## Data for the task

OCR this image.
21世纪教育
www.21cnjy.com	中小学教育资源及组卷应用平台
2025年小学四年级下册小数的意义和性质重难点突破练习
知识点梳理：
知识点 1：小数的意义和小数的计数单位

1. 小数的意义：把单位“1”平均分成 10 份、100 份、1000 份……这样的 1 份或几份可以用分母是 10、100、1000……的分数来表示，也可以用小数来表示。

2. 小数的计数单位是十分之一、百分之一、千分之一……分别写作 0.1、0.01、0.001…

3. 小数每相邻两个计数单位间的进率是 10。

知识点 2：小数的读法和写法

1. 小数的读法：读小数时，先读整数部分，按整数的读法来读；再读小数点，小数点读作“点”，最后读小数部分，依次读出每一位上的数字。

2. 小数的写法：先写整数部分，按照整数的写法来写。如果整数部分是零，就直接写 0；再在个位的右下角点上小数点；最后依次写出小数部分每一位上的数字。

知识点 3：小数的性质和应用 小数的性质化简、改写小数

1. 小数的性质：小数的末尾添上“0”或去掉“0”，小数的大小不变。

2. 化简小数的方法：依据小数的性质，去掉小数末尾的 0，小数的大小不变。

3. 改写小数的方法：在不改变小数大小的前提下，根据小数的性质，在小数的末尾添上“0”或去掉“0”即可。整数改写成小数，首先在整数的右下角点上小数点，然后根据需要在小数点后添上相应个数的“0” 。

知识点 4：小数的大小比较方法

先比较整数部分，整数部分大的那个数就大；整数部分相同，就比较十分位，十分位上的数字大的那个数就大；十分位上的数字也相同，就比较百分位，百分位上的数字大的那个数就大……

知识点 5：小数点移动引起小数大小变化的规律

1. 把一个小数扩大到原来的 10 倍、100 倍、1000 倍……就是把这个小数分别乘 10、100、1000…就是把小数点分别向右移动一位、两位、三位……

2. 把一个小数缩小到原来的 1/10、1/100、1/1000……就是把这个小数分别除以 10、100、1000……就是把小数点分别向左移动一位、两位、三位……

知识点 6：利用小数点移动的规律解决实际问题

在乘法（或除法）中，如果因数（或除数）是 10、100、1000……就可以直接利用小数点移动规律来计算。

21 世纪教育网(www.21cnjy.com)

## Problem description
Please give back all of the records exactly as written.

## Reply
OCR this image.
21世纪教育
www.21cnjy.com	中小学教育资源及组卷应用平台
2025年小学四年级下册小数的意义和性质重难点突破练习
知识点梳理：
知识点 1：小数的意义和小数的计数单位

1. 小数的意义：把单位“1”平均分成 10 份、100 份、1000 份……这样的 1 份或几份可以用分母是 10、100、1000……的分数来表示，也可以用小数来表示。

2. 小数的计数单位是十分之一、百分之一、千分之一……分别写作 0.1、0.01、0.001…

3. 小数每相邻两个计数单位间的进率是 10。

知识点 2：小数的读法和写法

1. 小数的读法：读小数时，先读整数部分，按整数的读法来读；再读小数点，小数点读作“点”，最后读小数部分，依次读出每一位上的数字。

2. 小数的写法：先写整数部分，按照整数的写法来写。如果整数部分是零，就直接写 0；再在个位的右下角点上小数点；最后依次写出小数部分每一位上的数字。

知识点 3：小数的性质和应用 小数的性质化简、改写小数

1. 小数的性质：小数的末尾添上“0”或去掉“0”，小数的大小不变。

2. 化简小数的方法：依据小数的性质，去掉小数末尾的 0，小数的大小不变。

3. 改写小数的方法：在不改变小数大小的前提下，根据小数的性质，在小数的末尾添上“0”或去掉“0”即可。整数改写成小数，首先在整数的右下角点上小数点，然后根据需要在小数点后添上相应个数的“0” 。

知识点 4：小数的大小比较方法

先比较整数部分，整数部分大的那个数就大；整数部分相同，就比较十分位，十分位上的数字大的那个数就大；十分位上的数字也相同，就比较百分位，百分位上的数字大的那个数就大……

知识点 5：小数点移动引起小数大小变化的规律

1. 把一个小数扩大到原来的 10 倍、100 倍、1000 倍……就是把这个小数分别乘 10、100、1000…就是把小数点分别向右移动一位、两位、三位……

2. 把一个小数缩小到原来的 1/10、1/100、1/1000……就是把这个小数分别除以 10、100、1000……就是把小数点分别向左移动一位、两位、三位……

知识点 6：利用小数点移动的规律解决实际问题

在乘法（或除法）中，如果因数（或除数）是 10、100、1000……就可以直接利用小数点移动规律来计算。

21 世纪教育网(www.21cnjy.com)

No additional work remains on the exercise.